Im 3. Kapitel Das Festhalten des Augenblicks beginnt Gestermann mit der eigentlichen Analyse von Sebalds Texten. Ausgehend von Benjamins „politisierter Wahrnehmungs-Ästhetik“ (Karl Heinz Bohrer), in der der aus dem Kontinuum der Geschichte herausgesprengte historische Augenblick zur Monade kristallisiert ist und das „wahre Bild der Vergangenheit“ offenbart, unternimmt der Autor eine folgenreiche Aufteilung der Haupt- und Nebenfiguren, die jeweils Benjamins „historistischer oder historisch-materialistischer ‚Gedankensphäre‘ zugeordnet werden.“ Gestermann zufolge sind es jedoch nicht die Protagonisten in Sebalds Werk, denen es gelingt, „die in den ‚Thesen‘ enthaltene Idee der ‚messianischen Erlösung‘“ zu realisieren, sondern allein wenigen Nebenfiguren wie den Ich-Erzählern.

So richtig es ist, die fundamentale Differenz der Hauptfiguren zu Benjamins Geschichtstheorie zu betonen, so problematisch ist es allerdings, deren Scheitern als individuelles Versagen misslungener Trauerarbeit zu diffamieren oder gar zu pathologisieren:

Nebenfiguren wie Luisa Lanzberg, der als Schmetterlingsjäger auftretende Vladimir Nabokov sowie die verschiedenen Inkarnationen des Ich-Erzählers kontrapunktieren die neurotisch korrumpierte Erinnerungsarbeit der Hauptfiguren. Im Gegensatz zu den Protagonisten […] gelingen der Zugang zur Vergangenheit und die Vergegenwärtigungen von Erinnerungen diesen Individuen problemlos.

Ob allerdings die von Luisa Lanzberg verfassten Erinnerungen für den bereits im sicheren britischen Exil lebenden Sohn angesichts der bevorstehenden Deportation in die Vernichtungslager „problemlos“ zustande kamen, darf bezweifelt werden. Auch wenn die Aufzeichnungen im „Augenblick einer Gefahr“ (VI. These) niedergeschrieben werden, fehlt ihnen der aus verständlichen Gründen unterdrückte Gegenwartsbezug und führt zu einem eher konventionellen und bisweilen nostalgisch-verklärten Bild der Vergangenheit, welches schwerlich den Maßstäben der von Gestermann immer wieder behaupteten „historisch-materialistischen Erinnerungsarbeit“ entsprechen dürfte, die am Ende sogar „einen Zustand der Transzendenz“ erreicht – eine Deutungsfantasie, die keines weiteren Kommentars bedarf.

(Datenauszüge):
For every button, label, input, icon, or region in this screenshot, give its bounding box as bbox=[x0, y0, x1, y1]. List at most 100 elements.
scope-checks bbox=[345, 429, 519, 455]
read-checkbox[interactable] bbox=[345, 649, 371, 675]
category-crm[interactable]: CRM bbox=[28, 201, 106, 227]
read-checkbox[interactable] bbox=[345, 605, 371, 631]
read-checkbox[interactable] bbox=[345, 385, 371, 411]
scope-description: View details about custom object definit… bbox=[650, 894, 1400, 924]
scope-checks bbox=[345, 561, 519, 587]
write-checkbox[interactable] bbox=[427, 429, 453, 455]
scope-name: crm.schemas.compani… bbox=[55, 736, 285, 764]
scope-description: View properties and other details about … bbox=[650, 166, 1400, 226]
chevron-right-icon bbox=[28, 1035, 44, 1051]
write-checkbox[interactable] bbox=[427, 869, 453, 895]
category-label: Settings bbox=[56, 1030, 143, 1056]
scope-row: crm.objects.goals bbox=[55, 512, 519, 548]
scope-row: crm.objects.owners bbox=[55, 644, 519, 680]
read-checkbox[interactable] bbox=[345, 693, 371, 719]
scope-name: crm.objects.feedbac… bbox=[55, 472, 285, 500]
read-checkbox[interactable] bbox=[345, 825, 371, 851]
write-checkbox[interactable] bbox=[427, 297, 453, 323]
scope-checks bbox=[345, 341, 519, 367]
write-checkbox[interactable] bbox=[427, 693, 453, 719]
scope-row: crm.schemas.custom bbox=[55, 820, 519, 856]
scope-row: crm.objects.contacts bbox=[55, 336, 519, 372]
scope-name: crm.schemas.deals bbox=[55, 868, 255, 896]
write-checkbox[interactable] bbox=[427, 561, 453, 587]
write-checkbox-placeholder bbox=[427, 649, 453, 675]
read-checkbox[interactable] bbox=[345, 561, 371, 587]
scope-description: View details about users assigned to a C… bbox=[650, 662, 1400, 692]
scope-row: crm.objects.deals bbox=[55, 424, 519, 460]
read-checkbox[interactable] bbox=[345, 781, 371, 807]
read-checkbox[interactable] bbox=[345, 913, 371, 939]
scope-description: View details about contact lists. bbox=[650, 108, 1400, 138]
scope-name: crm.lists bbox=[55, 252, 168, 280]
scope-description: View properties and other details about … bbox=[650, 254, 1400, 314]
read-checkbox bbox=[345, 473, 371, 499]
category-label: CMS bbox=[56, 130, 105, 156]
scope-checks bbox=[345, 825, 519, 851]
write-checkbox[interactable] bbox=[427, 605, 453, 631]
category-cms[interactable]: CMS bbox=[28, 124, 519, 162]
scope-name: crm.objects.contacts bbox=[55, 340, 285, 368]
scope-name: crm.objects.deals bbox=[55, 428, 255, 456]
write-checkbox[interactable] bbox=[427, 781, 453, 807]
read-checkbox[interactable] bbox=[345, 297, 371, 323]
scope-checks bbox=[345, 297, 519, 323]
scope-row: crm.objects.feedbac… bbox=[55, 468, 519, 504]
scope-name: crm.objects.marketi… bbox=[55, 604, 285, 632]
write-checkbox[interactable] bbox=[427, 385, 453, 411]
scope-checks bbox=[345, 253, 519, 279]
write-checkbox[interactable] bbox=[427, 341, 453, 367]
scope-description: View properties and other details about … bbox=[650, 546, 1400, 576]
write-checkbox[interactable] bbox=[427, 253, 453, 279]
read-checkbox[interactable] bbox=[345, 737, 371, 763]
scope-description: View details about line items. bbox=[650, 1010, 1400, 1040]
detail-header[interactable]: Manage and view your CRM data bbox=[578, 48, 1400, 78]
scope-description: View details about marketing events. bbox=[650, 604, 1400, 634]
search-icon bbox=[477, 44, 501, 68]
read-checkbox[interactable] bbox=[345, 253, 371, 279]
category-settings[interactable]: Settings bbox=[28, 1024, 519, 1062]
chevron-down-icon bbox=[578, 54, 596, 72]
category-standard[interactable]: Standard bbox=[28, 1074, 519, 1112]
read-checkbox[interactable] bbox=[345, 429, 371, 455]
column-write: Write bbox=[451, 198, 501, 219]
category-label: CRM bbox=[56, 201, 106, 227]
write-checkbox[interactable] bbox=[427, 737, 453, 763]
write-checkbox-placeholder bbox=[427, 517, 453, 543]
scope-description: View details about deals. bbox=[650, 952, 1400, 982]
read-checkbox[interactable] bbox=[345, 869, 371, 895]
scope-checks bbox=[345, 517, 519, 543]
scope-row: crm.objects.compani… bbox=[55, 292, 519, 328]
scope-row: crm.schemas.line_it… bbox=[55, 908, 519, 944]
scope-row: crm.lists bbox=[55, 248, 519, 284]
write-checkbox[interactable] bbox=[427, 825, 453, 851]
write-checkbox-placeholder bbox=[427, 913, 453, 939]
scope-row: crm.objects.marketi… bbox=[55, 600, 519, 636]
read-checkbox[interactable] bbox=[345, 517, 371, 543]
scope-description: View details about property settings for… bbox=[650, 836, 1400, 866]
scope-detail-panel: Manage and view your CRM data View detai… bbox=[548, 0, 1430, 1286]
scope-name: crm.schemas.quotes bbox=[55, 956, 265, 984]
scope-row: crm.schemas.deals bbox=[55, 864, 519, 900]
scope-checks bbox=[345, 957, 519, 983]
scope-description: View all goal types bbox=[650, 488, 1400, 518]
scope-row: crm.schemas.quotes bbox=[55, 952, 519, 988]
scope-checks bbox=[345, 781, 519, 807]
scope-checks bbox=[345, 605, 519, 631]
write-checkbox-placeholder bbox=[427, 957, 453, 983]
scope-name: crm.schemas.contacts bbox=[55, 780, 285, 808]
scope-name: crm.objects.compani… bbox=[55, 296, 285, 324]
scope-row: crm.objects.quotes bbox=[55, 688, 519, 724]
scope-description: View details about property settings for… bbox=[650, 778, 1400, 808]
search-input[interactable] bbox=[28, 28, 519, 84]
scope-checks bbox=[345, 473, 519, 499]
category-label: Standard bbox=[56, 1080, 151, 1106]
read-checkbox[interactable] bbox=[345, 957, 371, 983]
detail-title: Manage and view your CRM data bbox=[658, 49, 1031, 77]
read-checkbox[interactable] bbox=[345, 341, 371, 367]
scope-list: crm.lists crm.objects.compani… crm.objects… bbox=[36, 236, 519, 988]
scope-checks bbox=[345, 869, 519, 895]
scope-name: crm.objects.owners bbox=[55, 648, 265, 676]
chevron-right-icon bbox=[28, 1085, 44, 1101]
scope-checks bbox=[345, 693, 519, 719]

(Aufgabenstellung): Führen Sie den Artikel über Gestermanns Sebald-Deutung im Anschluss an seinen letzten Satz weiter.

(Ergebnis):
Die Problematik und Schwachstellen einer sich ausschließlich an Benjamins Geschichts- und Erinnerungsmodell orientierenden Interpretationspraxis des Sebaldschen Werkes werden auch im 4. Kapitel manifest, welches sich dem „historische[n] Materialismus der Erzählerfiguren“ widmet. Ich möchte die Defizite von Gestermanns Studie anhand eines singulären Beispiels demonstrieren, nämlich der Erzählung Paul Bereyter aus dem Band Die Ausgewanderten. Statt einer umfassenden Textanalyse, welche die spezifischen narrativen Verfahrensweisen der Erinnerungsarbeit Sebalds minutiös rekonstruiert, reduziert sich Gestermanns Interpretation allein auf das Einfühlungsparadigma des Historismus, ein methodologisches Verfahren, das auch der Ich-Erzähler zu Beginn anwendet, um es aber zugleich wieder zu verwerfen – passender Beleg für den Autor, seine These von Benjamins Einfluss auf Sebalds Prosa zu untermauern.

Aber lässt sich Sebalds Poetik tatsächlich so einfach in Benjamins Geschichts- und Erzähltheorie verorten, wie uns Gestermann ständig einzureden versucht? Sicherlich bedient sich der Ich-Erzähler zu Beginn einer auf Einfühlung basierenden Rekonstruktionsstrategie, die allerdings nicht sprachlich, sondern photographisch operiert, wie uns die vorangestellte Authentizität simulierende Photographie des Autors vom Todesort des geliebten Lehrers demonstriert. Jene ethisch problematische Inszenierung wird anschließend mit der nicht minder problematischen „offiziellen“ Geschichtsschreibung des Nachrufs aus der Lokalzeitung kontrastiert, die exemplarisch die auf Verschweigen und Verdrängen basierende Erinnerungspraxis bundesrepublikanischer Nachkriegskultur offenbart. Nach einem abermaligen Anlauf, sich durch Imagination dem Gegenstand der Erinnerung anzunähern, kommt der Erzähler zu dem ernüchternden Fazit:

Solche Versuche der Vergegenwärtigung brachten mich jedoch […] dem Paul nicht näher, höchstens augenblicksweise, in gewissen Ausuferungen des Gefühls, wie sie mir unzulässig erscheinen und zu deren Vermeidung ich jetzt aufgeschrieben habe, was ich von Paul Bereyter weiß und im Verlauf meiner Erkundungen über ihn in Erfahrung bringen konnte. (Sebald)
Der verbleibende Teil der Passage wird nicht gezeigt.